[Records from a dataset]
+++
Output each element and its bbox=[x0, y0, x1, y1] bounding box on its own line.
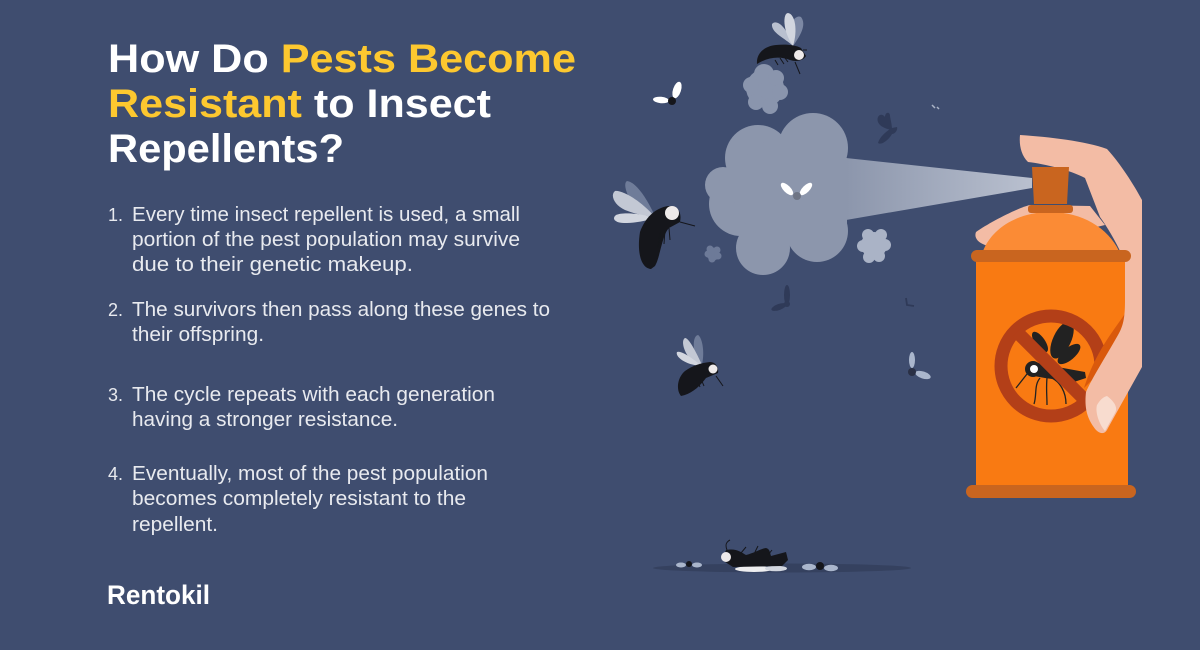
step 3 text: having a stronger resistance. bbox=[132, 409, 398, 431]
tiny dark fly bbox=[906, 298, 914, 306]
spray cloud and cone bbox=[705, 113, 1032, 275]
collar bbox=[1028, 205, 1073, 213]
dead fly right bbox=[802, 562, 838, 571]
step 1 text: 1. bbox=[108, 205, 123, 225]
title bbox=[108, 37, 576, 171]
title: How Do Pests Become bbox=[108, 37, 576, 81]
step 2 text: 2. bbox=[108, 300, 123, 320]
fingernail bbox=[1096, 396, 1116, 431]
fly right bbox=[908, 352, 932, 381]
can base bbox=[966, 485, 1136, 498]
mosquito left large bbox=[613, 181, 695, 269]
dark fly faded middle bbox=[770, 285, 790, 313]
can ring bbox=[971, 250, 1131, 262]
step 1 text: due to their genetic makeup. bbox=[132, 254, 413, 276]
hand front bbox=[1020, 135, 1142, 433]
fly white small bbox=[653, 81, 683, 105]
step 4 text: 4. bbox=[108, 464, 123, 484]
step 2 text: The survivors then pass along these genes to bbox=[132, 299, 550, 321]
step 3 text: The cycle repeats with each generation bbox=[132, 384, 495, 406]
finger shadow on can bbox=[1084, 312, 1127, 388]
fly inside cloud bbox=[779, 181, 814, 200]
dark fly faded top bbox=[878, 113, 897, 144]
small cloud right bbox=[857, 229, 891, 263]
title: Resistant to Insect bbox=[108, 82, 491, 126]
step 4 text: repellent. bbox=[132, 514, 218, 536]
mosquito top bbox=[757, 13, 807, 74]
step 3 text: 3. bbox=[108, 385, 123, 405]
step 1 text: portion of the pest population may survive bbox=[132, 229, 520, 251]
tiny fly top right bbox=[932, 105, 939, 109]
tiny cloud bbox=[704, 246, 722, 262]
small cloud top bbox=[743, 64, 788, 114]
step 2 text bbox=[108, 299, 550, 346]
mosquito on label bbox=[1016, 318, 1086, 405]
hand back thumb behind can bbox=[975, 205, 1105, 250]
title: Repellents? bbox=[108, 127, 344, 171]
step 1 text bbox=[108, 204, 520, 276]
dead fly left bbox=[676, 561, 702, 568]
prohibition sign bbox=[1001, 316, 1101, 416]
mosquito lower bbox=[677, 335, 723, 396]
ground shadow bbox=[653, 564, 911, 572]
nozzle bbox=[1032, 167, 1069, 204]
dead mosquito bbox=[721, 540, 788, 572]
logo: Rentokil: Rentokil bbox=[107, 580, 210, 610]
step 4 text bbox=[108, 463, 488, 536]
step 2 text: their offspring. bbox=[132, 324, 264, 346]
spray can body bbox=[966, 205, 1136, 498]
step 4 text: becomes completely resistant to the bbox=[132, 488, 466, 510]
step 3 text bbox=[108, 384, 495, 431]
step 4 text: Eventually, most of the pest population bbox=[132, 463, 488, 485]
can dome bbox=[983, 212, 1119, 251]
can body bbox=[976, 260, 1128, 487]
step 1 text: Every time insect repellent is used, a small bbox=[132, 204, 520, 226]
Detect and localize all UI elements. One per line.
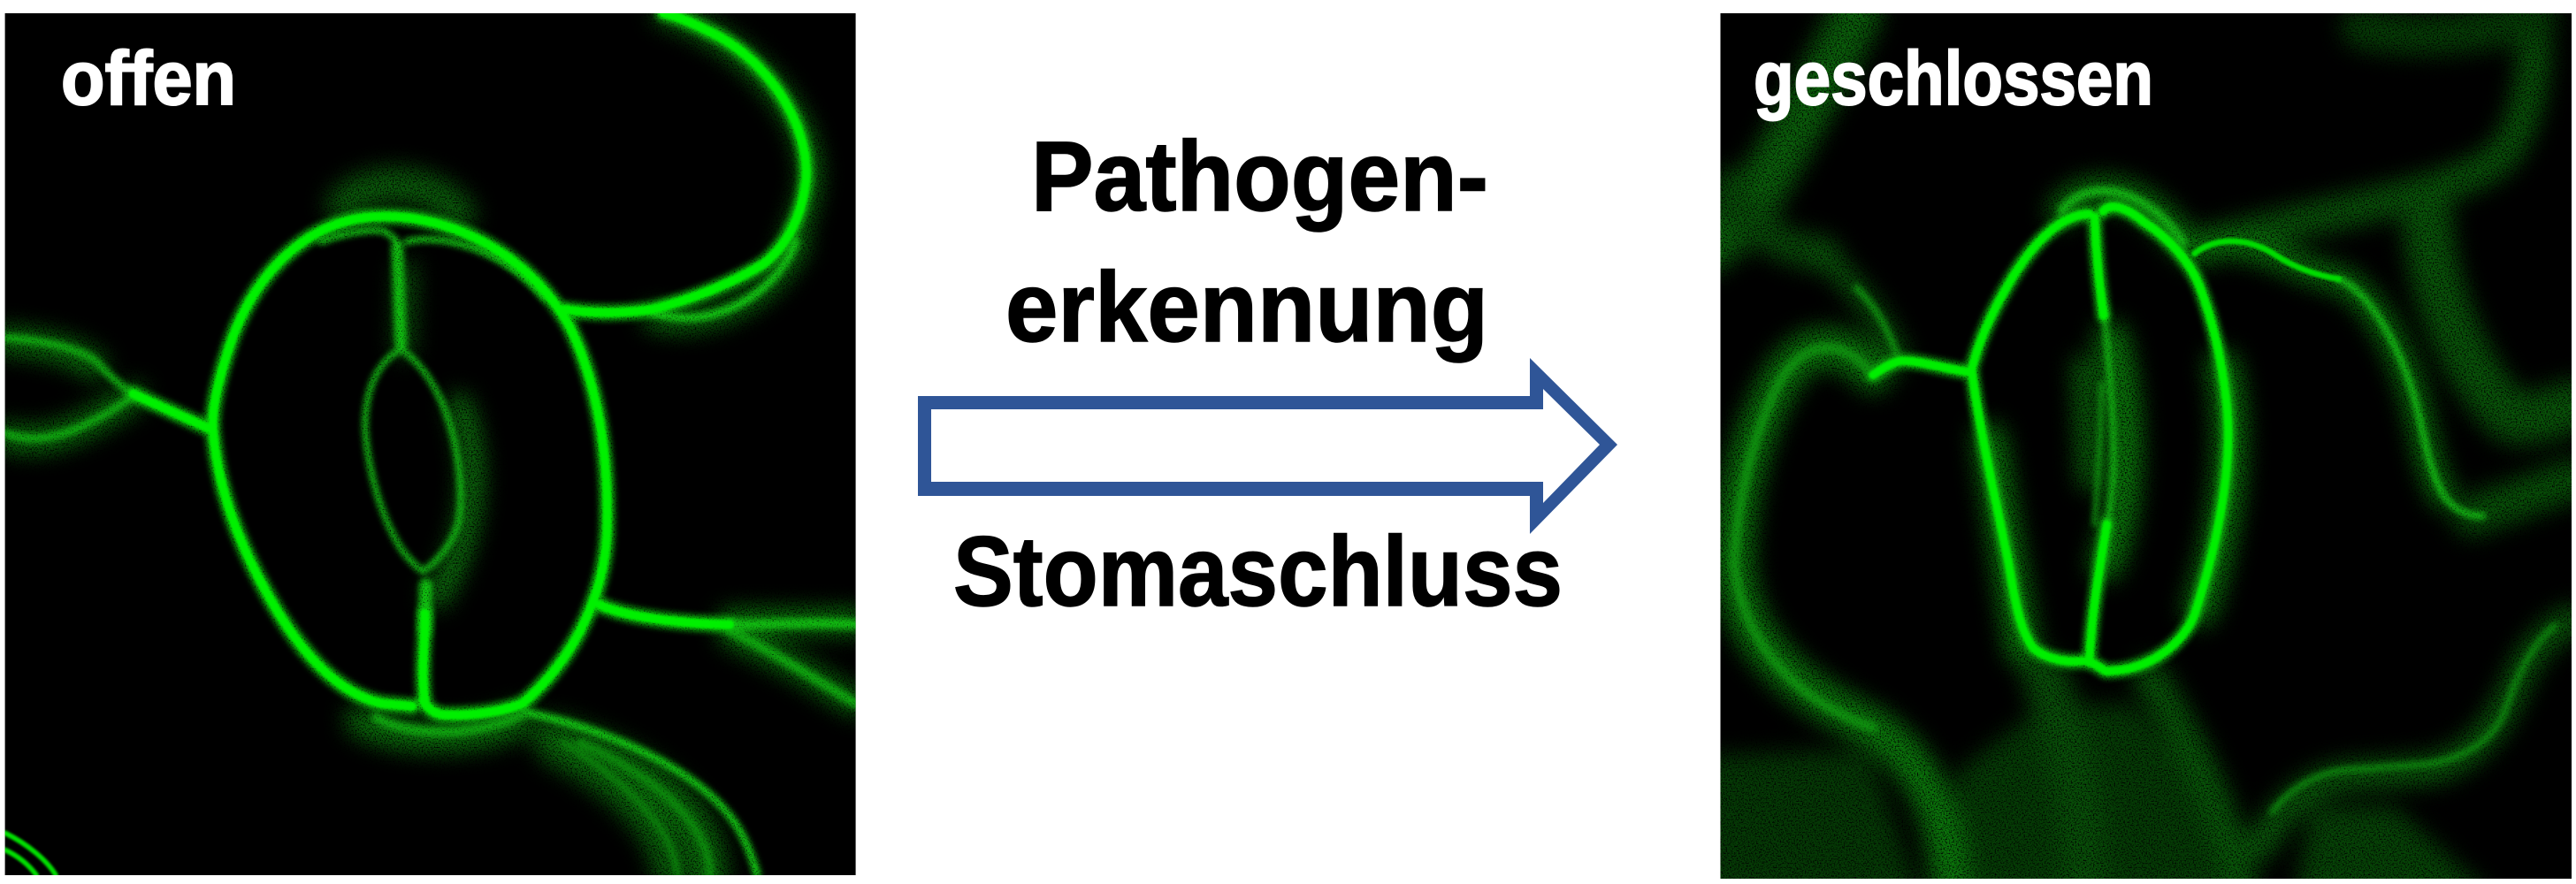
- glow edge of bright walls: [134, 13, 806, 715]
- micrograph: open stoma: [5, 13, 856, 875]
- bright guard cell outlines: [1873, 207, 2228, 671]
- right neighbouring cell wall: [2195, 241, 2339, 279]
- heading: Pathogen-: Pathogen-: [1031, 121, 1488, 232]
- micrograph: closed stoma: [1721, 13, 2572, 879]
- glow edge of bright walls: [1873, 207, 2228, 671]
- heading: erkennung: erkennung: [1005, 252, 1488, 362]
- diffuse background fluorescence: [1707, 13, 2572, 884]
- bottom-left corner cell: [5, 833, 56, 875]
- heading: Stomaschluss: Stomaschluss: [953, 516, 1563, 627]
- halo around the cell walls: [5, 13, 856, 875]
- label: offen: offen: [61, 36, 236, 121]
- panel: centre text and arrow: [918, 121, 1617, 627]
- cell wall lines, medium: [5, 231, 856, 875]
- panel: geschlossen (closed stoma): [1707, 0, 2576, 884]
- medium cell walls: [1734, 191, 2555, 812]
- panel: offen (open stoma): [1, 0, 884, 884]
- bright cell wall lines: [134, 13, 806, 715]
- label: geschlossen: geschlossen: [1754, 36, 2153, 121]
- arrow: block arrow pointing right: [918, 358, 1617, 534]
+++
_Task prompt_.
Of the lines above, count those containing the word "title", and give the number by itself.

_Answer_.
4